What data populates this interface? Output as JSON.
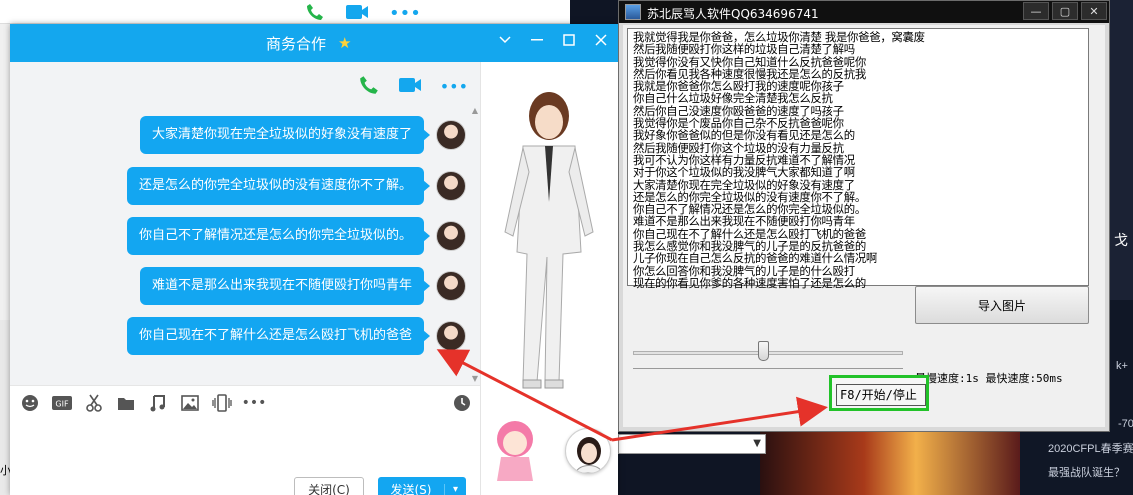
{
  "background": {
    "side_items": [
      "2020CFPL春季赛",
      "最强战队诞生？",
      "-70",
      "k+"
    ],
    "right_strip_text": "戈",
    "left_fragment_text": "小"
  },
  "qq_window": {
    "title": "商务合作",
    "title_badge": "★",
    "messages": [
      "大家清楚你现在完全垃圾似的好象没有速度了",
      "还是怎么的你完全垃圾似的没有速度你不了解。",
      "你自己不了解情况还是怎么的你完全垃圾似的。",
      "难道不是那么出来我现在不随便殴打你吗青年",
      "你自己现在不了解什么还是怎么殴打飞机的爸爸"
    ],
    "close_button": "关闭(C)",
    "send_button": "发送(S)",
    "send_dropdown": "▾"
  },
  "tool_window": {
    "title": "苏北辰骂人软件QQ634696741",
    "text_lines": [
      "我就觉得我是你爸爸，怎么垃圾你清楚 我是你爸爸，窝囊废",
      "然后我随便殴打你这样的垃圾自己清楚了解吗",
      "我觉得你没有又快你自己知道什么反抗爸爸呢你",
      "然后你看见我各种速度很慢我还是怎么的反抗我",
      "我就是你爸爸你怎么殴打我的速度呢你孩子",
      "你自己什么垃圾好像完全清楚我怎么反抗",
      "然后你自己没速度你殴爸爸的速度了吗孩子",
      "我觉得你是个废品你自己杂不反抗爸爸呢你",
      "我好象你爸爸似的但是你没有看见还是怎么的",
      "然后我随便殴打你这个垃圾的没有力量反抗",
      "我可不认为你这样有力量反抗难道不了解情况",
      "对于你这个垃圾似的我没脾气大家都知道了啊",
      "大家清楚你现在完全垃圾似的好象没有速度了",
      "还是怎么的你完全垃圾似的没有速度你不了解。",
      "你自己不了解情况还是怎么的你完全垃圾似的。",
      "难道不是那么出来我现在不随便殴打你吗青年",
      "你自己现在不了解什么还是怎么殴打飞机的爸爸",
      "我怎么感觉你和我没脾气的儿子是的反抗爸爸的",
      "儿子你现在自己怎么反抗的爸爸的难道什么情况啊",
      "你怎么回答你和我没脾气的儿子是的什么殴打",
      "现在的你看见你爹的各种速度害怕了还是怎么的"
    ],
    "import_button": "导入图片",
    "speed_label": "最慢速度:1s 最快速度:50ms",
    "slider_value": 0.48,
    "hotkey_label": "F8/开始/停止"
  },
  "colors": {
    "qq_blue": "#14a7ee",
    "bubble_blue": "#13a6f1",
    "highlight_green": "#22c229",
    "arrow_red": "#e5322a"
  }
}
###
- _PROBLEM STATEMENT_: Each line in the listing above that contains "你自己现在不了解什么还是怎么殴打飞机的爸爸" should be copied.

- _SOLUTION_:
      "你自己现在不了解什么还是怎么殴打飞机的爸爸"
      "你自己现在不了解什么还是怎么殴打飞机的爸爸",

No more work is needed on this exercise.